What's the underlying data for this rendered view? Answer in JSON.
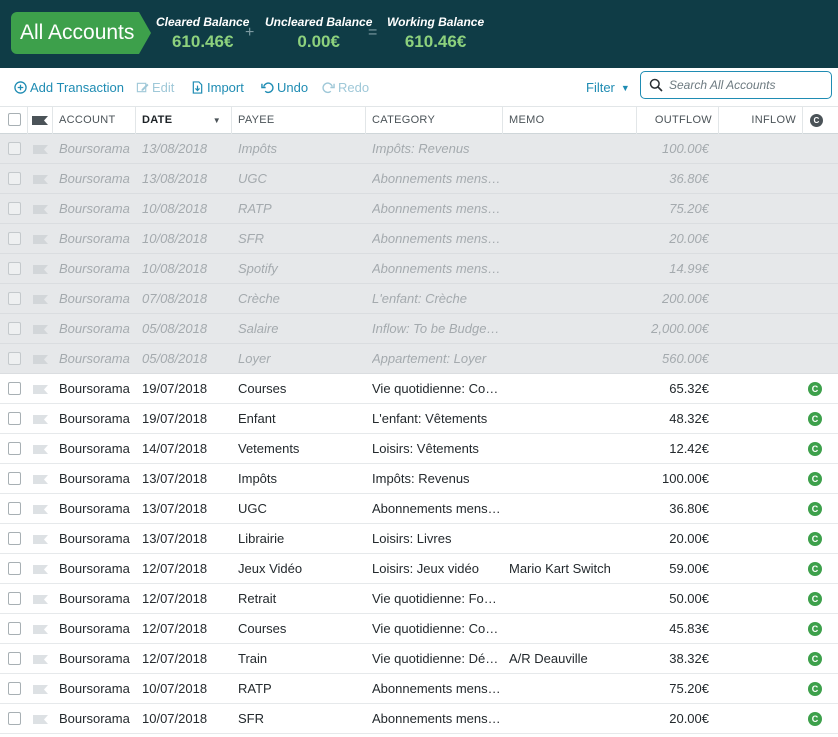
{
  "header": {
    "account_name": "All Accounts",
    "cleared": {
      "label": "Cleared Balance",
      "value": "610.46€"
    },
    "uncleared": {
      "label": "Uncleared Balance",
      "value": "0.00€"
    },
    "working": {
      "label": "Working Balance",
      "value": "610.46€"
    },
    "plus": "+",
    "equals": "=",
    "accent_color": "#3da04b",
    "bg_color": "#0f3c46"
  },
  "toolbar": {
    "add": "Add Transaction",
    "edit": "Edit",
    "import": "Import",
    "undo": "Undo",
    "redo": "Redo",
    "filter": "Filter",
    "search_placeholder": "Search All Accounts"
  },
  "columns": {
    "account": "ACCOUNT",
    "date": "DATE",
    "payee": "PAYEE",
    "category": "CATEGORY",
    "memo": "MEMO",
    "outflow": "OUTFLOW",
    "inflow": "INFLOW",
    "cleared_icon": "C"
  },
  "rows": [
    {
      "scheduled": true,
      "account": "Boursorama",
      "date": "13/08/2018",
      "payee": "Impôts",
      "category": "Impôts: Revenus",
      "memo": "",
      "outflow": "100.00€",
      "inflow": "",
      "cleared": ""
    },
    {
      "scheduled": true,
      "account": "Boursorama",
      "date": "13/08/2018",
      "payee": "UGC",
      "category": "Abonnements mensuel…",
      "memo": "",
      "outflow": "36.80€",
      "inflow": "",
      "cleared": ""
    },
    {
      "scheduled": true,
      "account": "Boursorama",
      "date": "10/08/2018",
      "payee": "RATP",
      "category": "Abonnements mensuel…",
      "memo": "",
      "outflow": "75.20€",
      "inflow": "",
      "cleared": ""
    },
    {
      "scheduled": true,
      "account": "Boursorama",
      "date": "10/08/2018",
      "payee": "SFR",
      "category": "Abonnements mensuel…",
      "memo": "",
      "outflow": "20.00€",
      "inflow": "",
      "cleared": ""
    },
    {
      "scheduled": true,
      "account": "Boursorama",
      "date": "10/08/2018",
      "payee": "Spotify",
      "category": "Abonnements mensuel…",
      "memo": "",
      "outflow": "14.99€",
      "inflow": "",
      "cleared": ""
    },
    {
      "scheduled": true,
      "account": "Boursorama",
      "date": "07/08/2018",
      "payee": "Crèche",
      "category": "L'enfant: Crèche",
      "memo": "",
      "outflow": "200.00€",
      "inflow": "",
      "cleared": ""
    },
    {
      "scheduled": true,
      "account": "Boursorama",
      "date": "05/08/2018",
      "payee": "Salaire",
      "category": "Inflow: To be Budgeted",
      "memo": "",
      "outflow": "2,000.00€",
      "inflow": "",
      "cleared": ""
    },
    {
      "scheduled": true,
      "account": "Boursorama",
      "date": "05/08/2018",
      "payee": "Loyer",
      "category": "Appartement: Loyer",
      "memo": "",
      "outflow": "560.00€",
      "inflow": "",
      "cleared": ""
    },
    {
      "scheduled": false,
      "account": "Boursorama",
      "date": "19/07/2018",
      "payee": "Courses",
      "category": "Vie quotidienne: Cou…",
      "memo": "",
      "outflow": "65.32€",
      "inflow": "",
      "cleared": "C"
    },
    {
      "scheduled": false,
      "account": "Boursorama",
      "date": "19/07/2018",
      "payee": "Enfant",
      "category": "L'enfant: Vêtements",
      "memo": "",
      "outflow": "48.32€",
      "inflow": "",
      "cleared": "C"
    },
    {
      "scheduled": false,
      "account": "Boursorama",
      "date": "14/07/2018",
      "payee": "Vetements",
      "category": "Loisirs: Vêtements",
      "memo": "",
      "outflow": "12.42€",
      "inflow": "",
      "cleared": "C"
    },
    {
      "scheduled": false,
      "account": "Boursorama",
      "date": "13/07/2018",
      "payee": "Impôts",
      "category": "Impôts: Revenus",
      "memo": "",
      "outflow": "100.00€",
      "inflow": "",
      "cleared": "C"
    },
    {
      "scheduled": false,
      "account": "Boursorama",
      "date": "13/07/2018",
      "payee": "UGC",
      "category": "Abonnements mensu…",
      "memo": "",
      "outflow": "36.80€",
      "inflow": "",
      "cleared": "C"
    },
    {
      "scheduled": false,
      "account": "Boursorama",
      "date": "13/07/2018",
      "payee": "Librairie",
      "category": "Loisirs: Livres",
      "memo": "",
      "outflow": "20.00€",
      "inflow": "",
      "cleared": "C"
    },
    {
      "scheduled": false,
      "account": "Boursorama",
      "date": "12/07/2018",
      "payee": "Jeux Vidéo",
      "category": "Loisirs: Jeux vidéo",
      "memo": "Mario Kart Switch",
      "outflow": "59.00€",
      "inflow": "",
      "cleared": "C"
    },
    {
      "scheduled": false,
      "account": "Boursorama",
      "date": "12/07/2018",
      "payee": "Retrait",
      "category": "Vie quotidienne: Fou…",
      "memo": "",
      "outflow": "50.00€",
      "inflow": "",
      "cleared": "C"
    },
    {
      "scheduled": false,
      "account": "Boursorama",
      "date": "12/07/2018",
      "payee": "Courses",
      "category": "Vie quotidienne: Cou…",
      "memo": "",
      "outflow": "45.83€",
      "inflow": "",
      "cleared": "C"
    },
    {
      "scheduled": false,
      "account": "Boursorama",
      "date": "12/07/2018",
      "payee": "Train",
      "category": "Vie quotidienne: Dép…",
      "memo": "A/R Deauville",
      "outflow": "38.32€",
      "inflow": "",
      "cleared": "C"
    },
    {
      "scheduled": false,
      "account": "Boursorama",
      "date": "10/07/2018",
      "payee": "RATP",
      "category": "Abonnements mensu…",
      "memo": "",
      "outflow": "75.20€",
      "inflow": "",
      "cleared": "C"
    },
    {
      "scheduled": false,
      "account": "Boursorama",
      "date": "10/07/2018",
      "payee": "SFR",
      "category": "Abonnements mensu…",
      "memo": "",
      "outflow": "20.00€",
      "inflow": "",
      "cleared": "C"
    }
  ]
}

Task instructions:
Copy out every line in the listing where the word "Loisirs" appears.

Written answer:
      "category": "Loisirs: Vêtements",
      "category": "Loisirs: Livres",
      "category": "Loisirs: Jeux vidéo",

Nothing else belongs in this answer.